Entries with figure data:
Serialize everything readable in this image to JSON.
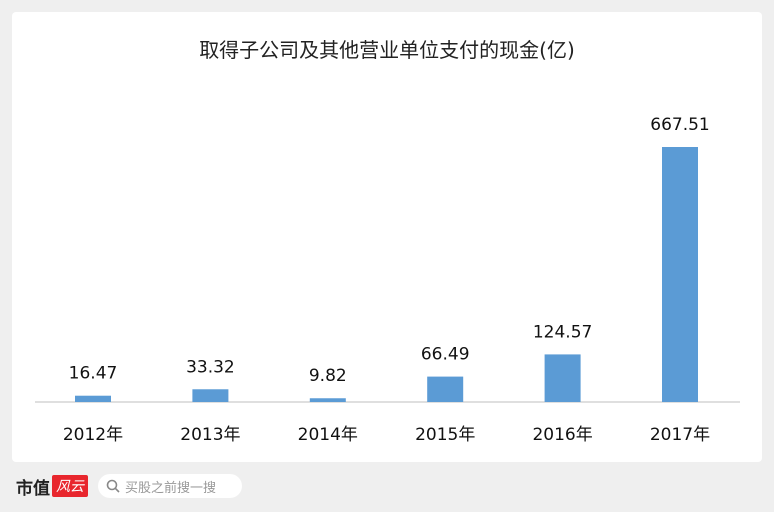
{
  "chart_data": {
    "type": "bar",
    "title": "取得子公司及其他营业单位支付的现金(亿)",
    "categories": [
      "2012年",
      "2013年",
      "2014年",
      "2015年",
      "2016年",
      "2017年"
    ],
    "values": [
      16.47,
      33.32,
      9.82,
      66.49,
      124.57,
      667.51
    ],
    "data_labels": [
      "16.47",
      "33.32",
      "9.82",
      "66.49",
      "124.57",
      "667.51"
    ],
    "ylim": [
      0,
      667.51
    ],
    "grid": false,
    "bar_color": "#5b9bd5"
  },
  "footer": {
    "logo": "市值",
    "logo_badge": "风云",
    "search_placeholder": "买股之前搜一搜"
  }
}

▸ WORK TO BE COMPLETED
Write out the records above once more, word for word, with no pictures.

▸ OUTPUT FOR THIS TASK
Serialize everything readable in this image to JSON.
{
  "chart_data": {
    "type": "bar",
    "title": "取得子公司及其他营业单位支付的现金(亿)",
    "categories": [
      "2012年",
      "2013年",
      "2014年",
      "2015年",
      "2016年",
      "2017年"
    ],
    "values": [
      16.47,
      33.32,
      9.82,
      66.49,
      124.57,
      667.51
    ],
    "data_labels": [
      "16.47",
      "33.32",
      "9.82",
      "66.49",
      "124.57",
      "667.51"
    ],
    "ylim": [
      0,
      667.51
    ],
    "grid": false,
    "bar_color": "#5b9bd5"
  },
  "footer": {
    "logo": "市值",
    "logo_badge": "风云",
    "search_placeholder": "买股之前搜一搜"
  }
}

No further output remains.